Dataset items
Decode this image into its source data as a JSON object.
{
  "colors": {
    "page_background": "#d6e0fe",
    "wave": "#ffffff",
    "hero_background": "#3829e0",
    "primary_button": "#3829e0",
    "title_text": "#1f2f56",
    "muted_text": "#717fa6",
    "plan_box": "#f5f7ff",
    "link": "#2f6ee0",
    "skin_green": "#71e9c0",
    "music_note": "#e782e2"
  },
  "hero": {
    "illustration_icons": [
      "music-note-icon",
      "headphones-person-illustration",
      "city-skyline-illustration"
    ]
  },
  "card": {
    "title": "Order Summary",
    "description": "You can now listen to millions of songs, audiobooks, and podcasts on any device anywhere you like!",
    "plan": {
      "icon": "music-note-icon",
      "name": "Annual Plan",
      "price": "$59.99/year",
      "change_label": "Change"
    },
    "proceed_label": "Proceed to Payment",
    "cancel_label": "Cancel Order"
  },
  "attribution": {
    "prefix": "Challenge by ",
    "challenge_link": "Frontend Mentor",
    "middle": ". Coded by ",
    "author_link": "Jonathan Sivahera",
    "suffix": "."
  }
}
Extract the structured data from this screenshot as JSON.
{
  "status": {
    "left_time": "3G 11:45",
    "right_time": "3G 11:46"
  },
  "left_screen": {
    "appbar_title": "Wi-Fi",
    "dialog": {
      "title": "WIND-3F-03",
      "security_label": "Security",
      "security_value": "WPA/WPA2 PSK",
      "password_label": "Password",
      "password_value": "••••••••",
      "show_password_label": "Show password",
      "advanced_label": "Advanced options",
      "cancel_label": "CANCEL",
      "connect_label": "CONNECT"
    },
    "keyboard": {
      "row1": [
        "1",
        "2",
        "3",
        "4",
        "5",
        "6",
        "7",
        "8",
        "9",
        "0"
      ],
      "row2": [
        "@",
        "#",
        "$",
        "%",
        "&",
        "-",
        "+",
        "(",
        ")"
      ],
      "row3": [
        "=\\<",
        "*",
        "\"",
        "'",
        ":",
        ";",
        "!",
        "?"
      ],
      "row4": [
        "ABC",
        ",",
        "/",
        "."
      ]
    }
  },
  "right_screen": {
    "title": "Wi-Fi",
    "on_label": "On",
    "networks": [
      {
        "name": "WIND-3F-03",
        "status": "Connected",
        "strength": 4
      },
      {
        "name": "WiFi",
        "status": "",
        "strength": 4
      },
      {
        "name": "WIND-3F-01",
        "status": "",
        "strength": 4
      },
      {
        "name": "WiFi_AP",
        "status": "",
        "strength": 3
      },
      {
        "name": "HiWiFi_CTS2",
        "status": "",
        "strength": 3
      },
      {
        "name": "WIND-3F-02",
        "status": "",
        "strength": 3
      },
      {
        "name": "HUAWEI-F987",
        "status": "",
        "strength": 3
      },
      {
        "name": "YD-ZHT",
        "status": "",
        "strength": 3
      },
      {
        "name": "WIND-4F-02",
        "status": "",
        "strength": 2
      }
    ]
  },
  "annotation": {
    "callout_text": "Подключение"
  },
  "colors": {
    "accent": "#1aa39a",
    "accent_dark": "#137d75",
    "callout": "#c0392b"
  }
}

Given request
Return each line of the data exactly as written above.

Result of the exercise
Decode this image into its source data as a JSON object.
{
  "colors": {
    "page_background": "#d6e0fe",
    "wave": "#ffffff",
    "hero_background": "#3829e0",
    "primary_button": "#3829e0",
    "title_text": "#1f2f56",
    "muted_text": "#717fa6",
    "plan_box": "#f5f7ff",
    "link": "#2f6ee0",
    "skin_green": "#71e9c0",
    "music_note": "#e782e2"
  },
  "hero": {
    "illustration_icons": [
      "music-note-icon",
      "headphones-person-illustration",
      "city-skyline-illustration"
    ]
  },
  "card": {
    "title": "Order Summary",
    "description": "You can now listen to millions of songs, audiobooks, and podcasts on any device anywhere you like!",
    "plan": {
      "icon": "music-note-icon",
      "name": "Annual Plan",
      "price": "$59.99/year",
      "change_label": "Change"
    },
    "proceed_label": "Proceed to Payment",
    "cancel_label": "Cancel Order"
  },
  "attribution": {
    "prefix": "Challenge by ",
    "challenge_link": "Frontend Mentor",
    "middle": ". Coded by ",
    "author_link": "Jonathan Sivahera",
    "suffix": "."
  }
}
Extract the structured data from this screenshot as JSON.
{
  "status": {
    "left_time": "3G 11:45",
    "right_time": "3G 11:46"
  },
  "left_screen": {
    "appbar_title": "Wi-Fi",
    "dialog": {
      "title": "WIND-3F-03",
      "security_label": "Security",
      "security_value": "WPA/WPA2 PSK",
      "password_label": "Password",
      "password_value": "••••••••",
      "show_password_label": "Show password",
      "advanced_label": "Advanced options",
      "cancel_label": "CANCEL",
      "connect_label": "CONNECT"
    },
    "keyboard": {
      "row1": [
        "1",
        "2",
        "3",
        "4",
        "5",
        "6",
        "7",
        "8",
        "9",
        "0"
      ],
      "row2": [
        "@",
        "#",
        "$",
        "%",
        "&",
        "-",
        "+",
        "(",
        ")"
      ],
      "row3": [
        "=\\<",
        "*",
        "\"",
        "'",
        ":",
        ";",
        "!",
        "?"
      ],
      "row4": [
        "ABC",
        ",",
        "/",
        "."
      ]
    }
  },
  "right_screen": {
    "title": "Wi-Fi",
    "on_label": "On",
    "networks": [
      {
        "name": "WIND-3F-03",
        "status": "Connected",
        "strength": 4
      },
      {
        "name": "WiFi",
        "status": "",
        "strength": 4
      },
      {
        "name": "WIND-3F-01",
        "status": "",
        "strength": 4
      },
      {
        "name": "WiFi_AP",
        "status": "",
        "strength": 3
      },
      {
        "name": "HiWiFi_CTS2",
        "status": "",
        "strength": 3
      },
      {
        "name": "WIND-3F-02",
        "status": "",
        "strength": 3
      },
      {
        "name": "HUAWEI-F987",
        "status": "",
        "strength": 3
      },
      {
        "name": "YD-ZHT",
        "status": "",
        "strength": 3
      },
      {
        "name": "WIND-4F-02",
        "status": "",
        "strength": 2
      }
    ]
  },
  "annotation": {
    "callout_text": "Подключение"
  },
  "colors": {
    "accent": "#1aa39a",
    "accent_dark": "#137d75",
    "callout": "#c0392b"
  }
}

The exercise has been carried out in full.